Print the lines of the data from the line containing "Identify 57 of" up to and including the line containing "- legend-label: Private", keeping each one unchanged.

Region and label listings
┄┄┄┄┄┄┄┄┄┄

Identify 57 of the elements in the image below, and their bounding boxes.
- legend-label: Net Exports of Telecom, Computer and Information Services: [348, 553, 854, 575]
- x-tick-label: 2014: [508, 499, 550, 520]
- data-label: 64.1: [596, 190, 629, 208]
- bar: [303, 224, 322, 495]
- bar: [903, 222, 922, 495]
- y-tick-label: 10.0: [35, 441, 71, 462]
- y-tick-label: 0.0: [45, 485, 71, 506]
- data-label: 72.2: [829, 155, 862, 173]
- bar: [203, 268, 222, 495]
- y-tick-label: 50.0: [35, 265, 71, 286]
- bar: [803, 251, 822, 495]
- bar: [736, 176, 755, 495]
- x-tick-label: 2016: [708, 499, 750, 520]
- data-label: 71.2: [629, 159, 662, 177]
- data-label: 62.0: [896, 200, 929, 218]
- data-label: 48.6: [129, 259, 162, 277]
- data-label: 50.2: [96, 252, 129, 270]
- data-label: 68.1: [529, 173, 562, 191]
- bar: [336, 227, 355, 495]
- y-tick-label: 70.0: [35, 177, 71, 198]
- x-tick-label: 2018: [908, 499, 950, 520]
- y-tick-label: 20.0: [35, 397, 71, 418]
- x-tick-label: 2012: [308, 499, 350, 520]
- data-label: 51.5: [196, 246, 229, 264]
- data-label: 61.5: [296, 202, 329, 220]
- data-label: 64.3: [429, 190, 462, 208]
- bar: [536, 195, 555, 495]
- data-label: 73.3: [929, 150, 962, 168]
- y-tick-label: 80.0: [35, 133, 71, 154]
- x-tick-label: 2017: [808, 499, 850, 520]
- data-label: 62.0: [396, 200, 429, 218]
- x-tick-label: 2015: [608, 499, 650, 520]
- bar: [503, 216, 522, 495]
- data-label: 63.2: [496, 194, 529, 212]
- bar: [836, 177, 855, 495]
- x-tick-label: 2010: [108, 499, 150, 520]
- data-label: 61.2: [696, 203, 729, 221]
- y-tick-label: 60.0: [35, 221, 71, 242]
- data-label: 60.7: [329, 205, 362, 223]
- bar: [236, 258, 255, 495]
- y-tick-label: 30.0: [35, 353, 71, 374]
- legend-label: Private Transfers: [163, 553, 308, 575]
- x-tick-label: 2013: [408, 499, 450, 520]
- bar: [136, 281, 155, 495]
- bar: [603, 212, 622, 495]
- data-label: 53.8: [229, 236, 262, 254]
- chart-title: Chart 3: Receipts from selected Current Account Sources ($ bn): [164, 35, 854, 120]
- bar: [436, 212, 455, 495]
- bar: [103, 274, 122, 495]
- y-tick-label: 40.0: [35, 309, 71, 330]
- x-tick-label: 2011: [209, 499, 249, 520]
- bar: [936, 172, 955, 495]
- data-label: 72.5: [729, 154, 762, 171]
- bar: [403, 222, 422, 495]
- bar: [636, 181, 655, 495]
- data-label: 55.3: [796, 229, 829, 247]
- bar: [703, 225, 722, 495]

┄┄┄┄┄┄┄┄┄┄

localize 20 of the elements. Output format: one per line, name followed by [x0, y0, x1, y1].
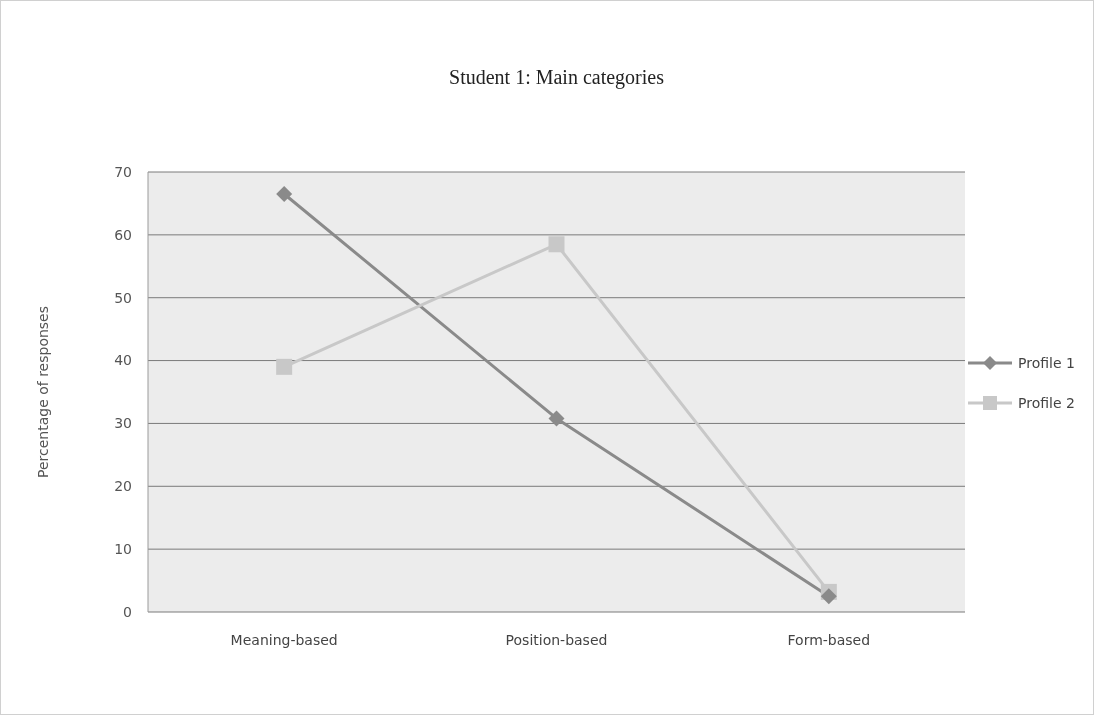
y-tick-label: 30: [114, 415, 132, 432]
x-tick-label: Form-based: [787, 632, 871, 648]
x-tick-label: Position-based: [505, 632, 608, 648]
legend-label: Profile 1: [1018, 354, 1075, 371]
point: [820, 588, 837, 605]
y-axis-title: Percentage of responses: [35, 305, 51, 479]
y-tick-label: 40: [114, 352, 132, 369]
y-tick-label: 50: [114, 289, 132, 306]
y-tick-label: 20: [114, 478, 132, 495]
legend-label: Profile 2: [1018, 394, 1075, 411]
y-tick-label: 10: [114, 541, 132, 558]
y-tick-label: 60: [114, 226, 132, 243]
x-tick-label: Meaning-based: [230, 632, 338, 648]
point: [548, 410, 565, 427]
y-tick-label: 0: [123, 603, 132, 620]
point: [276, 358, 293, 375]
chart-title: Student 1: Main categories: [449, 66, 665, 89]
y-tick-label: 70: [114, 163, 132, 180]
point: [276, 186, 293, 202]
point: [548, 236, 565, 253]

┄┄┄┄┄┄┄┄┄┄

-- OUTPUT --
Identify 57 of the elements in the image below, and their bounding boxes.
- legend-label: Net Exports of Telecom, Computer and Information Services: [348, 553, 854, 575]
- x-tick-label: 2014: [508, 499, 550, 520]
- data-label: 64.1: [596, 190, 629, 208]
- bar: [303, 224, 322, 495]
- bar: [903, 222, 922, 495]
- y-tick-label: 10.0: [35, 441, 71, 462]
- y-tick-label: 0.0: [45, 485, 71, 506]
- data-label: 72.2: [829, 155, 862, 173]
- bar: [203, 268, 222, 495]
- y-tick-label: 50.0: [35, 265, 71, 286]
- bar: [803, 251, 822, 495]
- bar: [736, 176, 755, 495]
- x-tick-label: 2016: [708, 499, 750, 520]
- data-label: 71.2: [629, 159, 662, 177]
- data-label: 62.0: [896, 200, 929, 218]
- data-label: 48.6: [129, 259, 162, 277]
- data-label: 50.2: [96, 252, 129, 270]
- data-label: 68.1: [529, 173, 562, 191]
- bar: [336, 227, 355, 495]
- y-tick-label: 70.0: [35, 177, 71, 198]
- x-tick-label: 2018: [908, 499, 950, 520]
- y-tick-label: 20.0: [35, 397, 71, 418]
- x-tick-label: 2012: [308, 499, 350, 520]
- data-label: 51.5: [196, 246, 229, 264]
- data-label: 61.5: [296, 202, 329, 220]
- data-label: 64.3: [429, 190, 462, 208]
- bar: [536, 195, 555, 495]
- data-label: 73.3: [929, 150, 962, 168]
- y-tick-label: 80.0: [35, 133, 71, 154]
- x-tick-label: 2017: [808, 499, 850, 520]
- data-label: 62.0: [396, 200, 429, 218]
- x-tick-label: 2015: [608, 499, 650, 520]
- bar: [503, 216, 522, 495]
- data-label: 63.2: [496, 194, 529, 212]
- bar: [836, 177, 855, 495]
- x-tick-label: 2010: [108, 499, 150, 520]
- data-label: 61.2: [696, 203, 729, 221]
- y-tick-label: 60.0: [35, 221, 71, 242]
- data-label: 60.7: [329, 205, 362, 223]
- bar: [236, 258, 255, 495]
- y-tick-label: 30.0: [35, 353, 71, 374]
- legend-label: Private Transfers: [163, 553, 308, 575]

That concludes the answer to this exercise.